▶ **INFORMATION SUPPLIED**:
* * * * *

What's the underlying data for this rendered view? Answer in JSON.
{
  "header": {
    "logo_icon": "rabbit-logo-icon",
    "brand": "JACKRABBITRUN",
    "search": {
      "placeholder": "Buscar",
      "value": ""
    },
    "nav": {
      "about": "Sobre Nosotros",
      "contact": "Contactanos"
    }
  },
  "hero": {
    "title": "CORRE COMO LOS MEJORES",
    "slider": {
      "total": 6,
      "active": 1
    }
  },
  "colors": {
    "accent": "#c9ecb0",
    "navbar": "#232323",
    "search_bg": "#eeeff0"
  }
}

* * * * *

▶ **INSTRUCTIONS TO FOLLOW**:
Restate each record exactly as written.

▶ **SOLUTION**:
What's the underlying data for this rendered view? Answer in JSON.
{
  "header": {
    "logo_icon": "rabbit-logo-icon",
    "brand": "JACKRABBITRUN",
    "search": {
      "placeholder": "Buscar",
      "value": ""
    },
    "nav": {
      "about": "Sobre Nosotros",
      "contact": "Contactanos"
    }
  },
  "hero": {
    "title": "CORRE COMO LOS MEJORES",
    "slider": {
      "total": 6,
      "active": 1
    }
  },
  "colors": {
    "accent": "#c9ecb0",
    "navbar": "#232323",
    "search_bg": "#eeeff0"
  }
}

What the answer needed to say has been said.